» WORK TASK 1
Quote the Windows event log guide word for word, everything from "Don't scroll through" down to "(Event ID 4624)".
» WORK TASK 2
Answer these questions using the Windows event log guide:
(a) Which two event levels should be checked when filtering the current log?
(b) Which Event ID corresponds to successful logins?
(c) How many of the newest system errors does the PowerShell equivalent retrieve?
» WORK TASK 3
Can you continue the Windows event log guide from the point where it stops?

» EXTRACTED TEXT
▬▬▬▬▬▬

Click any event to see:
- Source — which component logged it
- Event ID — specific error code
- Description — what happened
Search the Event ID on google.com or learn.microsoft.com for solutions.
Filter Events (Critical)
Don't scroll through thousands of entries — filter:
Right-click System → Filter Current Log:
- Event level: check Critical and Error
- Event sources: select specific component
- Event IDs: enter specific IDs
# PowerShell equivalent — last 20 system errors
Get-EventLog -LogName System -EntryType Error -Newest 20 |
Select-Object TimeGenerated, Source, EventID, Message
Track Login Attempts
Security log records all login activity. Requires auditing to be enabled:
# Enable login auditing
auditpol /set /subcategory:"Logon" /success:enable /failure:enable
Then check:
# Successful logins (Event ID 4624)
Get-WinEvent -FilterHashtable @{LogName='Security'; Id=4624} -MaxEvents 10 |
Select-Object TimeCreated, @{n='User';e={$_.Properties[5].Value}}, @{n='Type';e={$_.Properties[8].Value}}
# Failed logins (Event ID 4625)

▬▬▬▬▬▬

» RECORDED DATA
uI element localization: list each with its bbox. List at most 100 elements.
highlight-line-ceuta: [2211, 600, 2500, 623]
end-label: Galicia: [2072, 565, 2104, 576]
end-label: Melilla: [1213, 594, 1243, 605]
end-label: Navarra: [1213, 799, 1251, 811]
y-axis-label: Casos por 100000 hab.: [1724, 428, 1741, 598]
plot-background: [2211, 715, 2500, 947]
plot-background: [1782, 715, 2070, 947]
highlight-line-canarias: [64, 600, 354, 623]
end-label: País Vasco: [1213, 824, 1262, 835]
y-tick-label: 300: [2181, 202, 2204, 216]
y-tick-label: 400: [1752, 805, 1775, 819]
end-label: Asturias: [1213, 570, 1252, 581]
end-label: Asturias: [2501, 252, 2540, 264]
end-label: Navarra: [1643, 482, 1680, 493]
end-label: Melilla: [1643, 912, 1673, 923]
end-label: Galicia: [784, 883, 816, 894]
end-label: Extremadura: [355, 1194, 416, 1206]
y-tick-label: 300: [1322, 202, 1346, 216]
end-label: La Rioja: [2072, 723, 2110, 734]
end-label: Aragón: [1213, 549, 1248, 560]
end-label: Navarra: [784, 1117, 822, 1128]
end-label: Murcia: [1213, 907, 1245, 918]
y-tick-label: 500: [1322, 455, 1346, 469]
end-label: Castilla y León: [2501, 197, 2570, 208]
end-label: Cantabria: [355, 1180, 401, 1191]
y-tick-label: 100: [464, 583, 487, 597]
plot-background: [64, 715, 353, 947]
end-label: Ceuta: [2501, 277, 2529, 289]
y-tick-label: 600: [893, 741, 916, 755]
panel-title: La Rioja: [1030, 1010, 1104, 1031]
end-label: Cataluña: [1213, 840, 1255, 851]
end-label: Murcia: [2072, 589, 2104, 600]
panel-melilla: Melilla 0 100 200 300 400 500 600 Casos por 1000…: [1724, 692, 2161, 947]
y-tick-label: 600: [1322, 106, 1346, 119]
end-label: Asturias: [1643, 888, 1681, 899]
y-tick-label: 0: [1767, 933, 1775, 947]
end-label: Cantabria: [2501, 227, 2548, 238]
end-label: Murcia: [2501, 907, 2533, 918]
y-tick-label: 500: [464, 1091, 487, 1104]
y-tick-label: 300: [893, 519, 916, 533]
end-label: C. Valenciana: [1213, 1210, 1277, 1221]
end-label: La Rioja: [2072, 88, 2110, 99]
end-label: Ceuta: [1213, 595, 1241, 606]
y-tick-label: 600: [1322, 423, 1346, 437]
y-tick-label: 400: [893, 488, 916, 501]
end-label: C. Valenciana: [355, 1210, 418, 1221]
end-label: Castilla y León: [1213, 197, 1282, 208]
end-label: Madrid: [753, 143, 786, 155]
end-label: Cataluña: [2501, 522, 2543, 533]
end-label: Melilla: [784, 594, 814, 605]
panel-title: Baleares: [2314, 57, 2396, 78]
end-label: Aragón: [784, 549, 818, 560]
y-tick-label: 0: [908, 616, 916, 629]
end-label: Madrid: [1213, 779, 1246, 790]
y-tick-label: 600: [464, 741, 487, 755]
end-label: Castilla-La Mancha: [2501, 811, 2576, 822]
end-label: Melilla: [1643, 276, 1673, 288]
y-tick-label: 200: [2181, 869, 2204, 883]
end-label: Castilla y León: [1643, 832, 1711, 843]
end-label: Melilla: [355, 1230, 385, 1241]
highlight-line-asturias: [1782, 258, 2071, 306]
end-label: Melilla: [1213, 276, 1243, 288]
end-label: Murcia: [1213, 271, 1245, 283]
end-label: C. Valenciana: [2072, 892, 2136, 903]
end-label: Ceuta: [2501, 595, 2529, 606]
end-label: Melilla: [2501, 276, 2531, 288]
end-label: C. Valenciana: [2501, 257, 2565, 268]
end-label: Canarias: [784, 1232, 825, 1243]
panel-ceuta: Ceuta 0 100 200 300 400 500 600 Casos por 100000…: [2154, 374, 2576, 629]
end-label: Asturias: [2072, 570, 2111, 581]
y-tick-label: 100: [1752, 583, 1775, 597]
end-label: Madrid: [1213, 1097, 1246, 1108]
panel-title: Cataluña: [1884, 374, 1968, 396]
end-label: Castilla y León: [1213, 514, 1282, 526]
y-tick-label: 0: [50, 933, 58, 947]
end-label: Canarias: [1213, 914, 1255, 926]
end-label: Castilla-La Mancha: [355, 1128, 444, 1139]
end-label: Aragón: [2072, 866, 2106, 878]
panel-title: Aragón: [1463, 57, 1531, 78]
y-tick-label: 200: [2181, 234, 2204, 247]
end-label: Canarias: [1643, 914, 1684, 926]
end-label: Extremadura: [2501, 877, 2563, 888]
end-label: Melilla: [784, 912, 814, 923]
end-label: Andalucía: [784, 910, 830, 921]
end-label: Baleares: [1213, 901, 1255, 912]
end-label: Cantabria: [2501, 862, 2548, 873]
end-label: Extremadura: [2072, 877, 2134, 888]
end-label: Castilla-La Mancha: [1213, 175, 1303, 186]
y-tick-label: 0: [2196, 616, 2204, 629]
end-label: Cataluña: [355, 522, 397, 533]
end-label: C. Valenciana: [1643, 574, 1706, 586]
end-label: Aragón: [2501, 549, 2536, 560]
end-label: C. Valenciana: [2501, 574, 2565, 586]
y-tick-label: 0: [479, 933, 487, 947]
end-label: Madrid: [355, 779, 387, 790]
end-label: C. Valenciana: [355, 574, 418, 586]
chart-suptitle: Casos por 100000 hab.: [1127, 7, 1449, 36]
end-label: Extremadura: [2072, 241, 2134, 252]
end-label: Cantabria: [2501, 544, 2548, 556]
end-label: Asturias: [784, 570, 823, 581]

▬▬▬▬▬▬

» EXERCISE OUTPUT 1
Don't scroll through thousands of entries — filter:
Right-click System → Filter Current Log:
- Event level: check Critical and Error
- Event sources: select specific component
- Event IDs: enter specific IDs
# PowerShell equivalent — last 20 system errors
Get-EventLog -LogName System -EntryType Error -Newest 20 |
Select-Object TimeGenerated, Source, EventID, Message
Track Login Attempts
Security log records all login activity. Requires auditing to be enabled:
# Enable login auditing
auditpol /set /subcategory:"Logon" /success:enable /failure:enable
Then check:
# Successful logins (Event ID 4624)

» EXERCISE OUTPUT 2
(a) Critical and Error
(b) 4624
(c) 20

» EXERCISE OUTPUT 3
Get-WinEvent -FilterHashtable @{LogName='Security'; Id=4625} -MaxEvents 10 |
Select-Object TimeCreated, @{n='User';e={$_.Properties[5].Value}}
Multiple failed logins from unexpected users = someone is trying to get in.
Find Application Crashes
Windows Logs → Application → filter for Error → look for source Application Error or the app name itself.
Event ID 1000 = application crash. The description shows which .exe and .dll were involved.
Get-WinEvent -FilterHashtable @{LogName='Application'; Id=1000} -MaxEvents 5 |
Select-Object TimeCreated, @{n='App';e={$_.Properties[0].Value}}, @{n='Version';e={$_.Properties[1].Value}}
Check Boot Performance
Applications and Services Logs → Microsoft → Windows → Diagnostics-Performance → Operational
- Event ID 100 — total boot time in milliseconds
- Event ID 101 — specific component that delayed boot
- Event ID 200 — app shutdown performance
Get-WinEvent -FilterHashtable @{
LogName='Microsoft-Windows-Diagnostics-Performance/Operational'
Id=100
} -MaxEvents 3 | Select-Object TimeCreated, Message
Check Windows Update History
Applications and Services Logs → Microsoft → Windows → WindowsUpdateClient → Operational
Shows every update that was installed or failed, with error codes.
Get-WinEvent -LogName "Microsoft-Windows-WindowsUpdateClient/Operational" -MaxEvents 20 |
Where-Object {$_.Id -in @(19, 20, 43)} |
Select-Object TimeCreated, Id, Message
Event ID 19 = update downloaded, 20 = installed, 43 = installation started.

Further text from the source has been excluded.